Requirements -> Identify each line containing the word "Outline" and copy it.

________________________

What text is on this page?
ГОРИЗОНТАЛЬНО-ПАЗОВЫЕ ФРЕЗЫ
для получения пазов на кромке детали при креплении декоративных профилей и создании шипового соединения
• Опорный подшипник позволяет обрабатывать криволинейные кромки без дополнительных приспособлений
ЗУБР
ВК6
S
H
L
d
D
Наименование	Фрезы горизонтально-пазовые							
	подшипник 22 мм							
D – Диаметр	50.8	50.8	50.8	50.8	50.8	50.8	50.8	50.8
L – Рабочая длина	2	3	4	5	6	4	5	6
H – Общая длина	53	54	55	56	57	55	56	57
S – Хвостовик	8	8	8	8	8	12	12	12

________________________

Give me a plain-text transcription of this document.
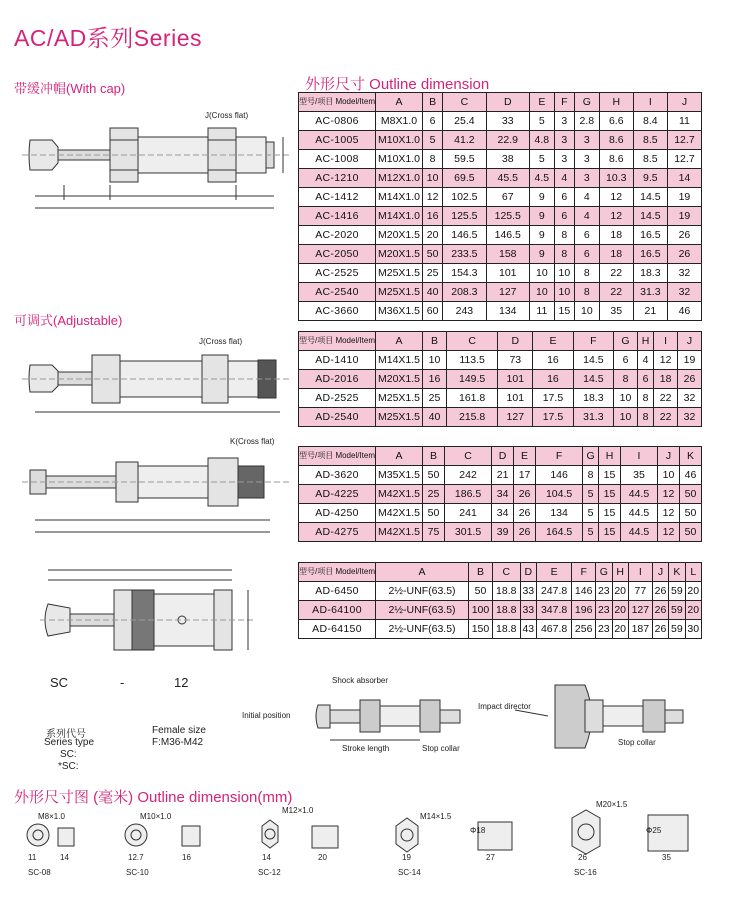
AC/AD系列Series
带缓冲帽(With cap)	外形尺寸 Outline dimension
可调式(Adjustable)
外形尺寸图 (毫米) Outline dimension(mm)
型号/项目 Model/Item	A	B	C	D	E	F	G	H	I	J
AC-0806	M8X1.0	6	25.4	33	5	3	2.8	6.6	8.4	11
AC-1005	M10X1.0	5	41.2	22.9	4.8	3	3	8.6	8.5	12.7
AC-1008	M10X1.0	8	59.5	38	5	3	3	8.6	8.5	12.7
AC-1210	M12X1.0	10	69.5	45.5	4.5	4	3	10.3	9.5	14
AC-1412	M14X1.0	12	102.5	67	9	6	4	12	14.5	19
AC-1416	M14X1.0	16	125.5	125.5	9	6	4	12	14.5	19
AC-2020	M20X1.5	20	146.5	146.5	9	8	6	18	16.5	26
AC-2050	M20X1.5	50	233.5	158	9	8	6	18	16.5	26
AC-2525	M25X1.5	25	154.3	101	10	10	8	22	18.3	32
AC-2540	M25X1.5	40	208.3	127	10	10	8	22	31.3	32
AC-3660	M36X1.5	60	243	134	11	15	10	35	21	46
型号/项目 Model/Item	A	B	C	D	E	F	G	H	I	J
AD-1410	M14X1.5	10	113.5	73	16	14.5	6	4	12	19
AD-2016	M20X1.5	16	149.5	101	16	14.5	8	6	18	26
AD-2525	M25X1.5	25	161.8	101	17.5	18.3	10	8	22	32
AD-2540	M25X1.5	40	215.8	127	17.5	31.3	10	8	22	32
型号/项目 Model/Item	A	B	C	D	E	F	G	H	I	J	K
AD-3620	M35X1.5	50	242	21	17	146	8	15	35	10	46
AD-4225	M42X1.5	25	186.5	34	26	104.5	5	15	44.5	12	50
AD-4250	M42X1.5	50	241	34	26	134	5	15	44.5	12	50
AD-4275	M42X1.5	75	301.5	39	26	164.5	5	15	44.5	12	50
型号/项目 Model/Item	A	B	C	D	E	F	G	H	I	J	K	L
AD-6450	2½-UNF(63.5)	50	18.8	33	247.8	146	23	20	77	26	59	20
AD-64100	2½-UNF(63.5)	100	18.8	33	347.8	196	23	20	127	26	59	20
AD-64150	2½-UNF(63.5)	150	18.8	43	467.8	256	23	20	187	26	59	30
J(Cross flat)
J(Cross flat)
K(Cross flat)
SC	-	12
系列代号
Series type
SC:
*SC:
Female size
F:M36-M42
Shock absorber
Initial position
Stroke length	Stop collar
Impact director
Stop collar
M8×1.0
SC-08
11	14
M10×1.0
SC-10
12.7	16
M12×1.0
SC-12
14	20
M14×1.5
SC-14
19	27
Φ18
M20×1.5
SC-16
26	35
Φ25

________________________

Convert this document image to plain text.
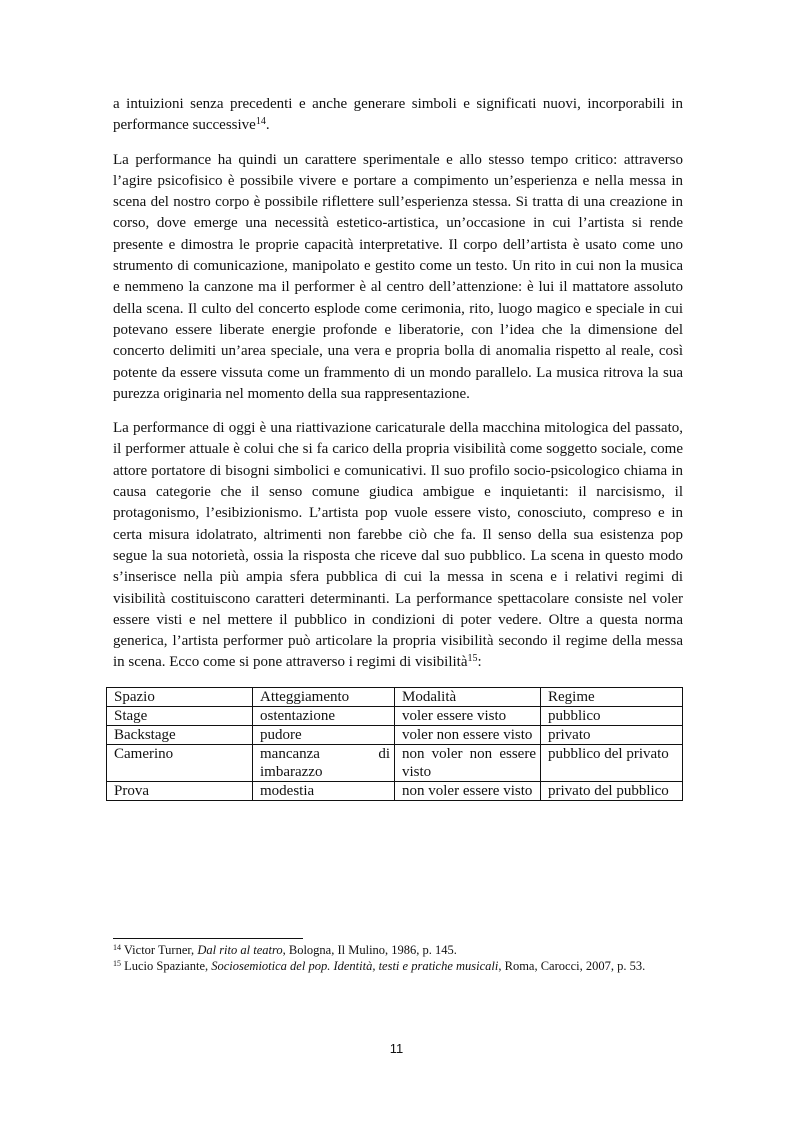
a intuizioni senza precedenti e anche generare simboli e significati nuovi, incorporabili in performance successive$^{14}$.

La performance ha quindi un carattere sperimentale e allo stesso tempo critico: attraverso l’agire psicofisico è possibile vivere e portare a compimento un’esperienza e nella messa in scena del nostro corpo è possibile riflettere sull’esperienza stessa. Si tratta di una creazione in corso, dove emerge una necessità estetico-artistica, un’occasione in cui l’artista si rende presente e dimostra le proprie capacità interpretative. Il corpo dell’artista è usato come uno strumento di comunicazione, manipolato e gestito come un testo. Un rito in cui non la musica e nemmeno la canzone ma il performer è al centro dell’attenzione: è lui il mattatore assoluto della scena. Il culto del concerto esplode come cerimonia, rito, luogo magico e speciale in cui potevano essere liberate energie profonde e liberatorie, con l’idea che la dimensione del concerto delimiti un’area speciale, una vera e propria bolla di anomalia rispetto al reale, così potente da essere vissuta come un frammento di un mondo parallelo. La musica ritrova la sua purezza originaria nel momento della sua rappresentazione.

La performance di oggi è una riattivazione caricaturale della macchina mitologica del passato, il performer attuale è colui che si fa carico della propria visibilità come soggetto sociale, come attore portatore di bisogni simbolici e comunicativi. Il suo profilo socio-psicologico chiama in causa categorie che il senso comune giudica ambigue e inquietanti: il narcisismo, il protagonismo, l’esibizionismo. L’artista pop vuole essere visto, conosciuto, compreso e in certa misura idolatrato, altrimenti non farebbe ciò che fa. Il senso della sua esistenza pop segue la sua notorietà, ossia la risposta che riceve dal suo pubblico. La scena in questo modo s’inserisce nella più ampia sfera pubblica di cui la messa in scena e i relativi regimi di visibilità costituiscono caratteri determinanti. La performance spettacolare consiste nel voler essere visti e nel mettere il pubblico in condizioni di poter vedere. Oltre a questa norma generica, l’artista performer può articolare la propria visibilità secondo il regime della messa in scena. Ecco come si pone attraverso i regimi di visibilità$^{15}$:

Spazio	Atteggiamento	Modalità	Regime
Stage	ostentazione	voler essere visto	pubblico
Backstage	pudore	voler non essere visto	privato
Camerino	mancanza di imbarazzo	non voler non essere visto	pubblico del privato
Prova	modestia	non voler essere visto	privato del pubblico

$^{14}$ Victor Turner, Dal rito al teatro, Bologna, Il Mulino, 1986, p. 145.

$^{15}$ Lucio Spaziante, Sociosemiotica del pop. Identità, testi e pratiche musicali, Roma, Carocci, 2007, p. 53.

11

________________________

Exercise response ->
带缓冲帽(With cap)	外形尺寸 Outline dimension
外形尺寸图 (毫米) Outline dimension(mm)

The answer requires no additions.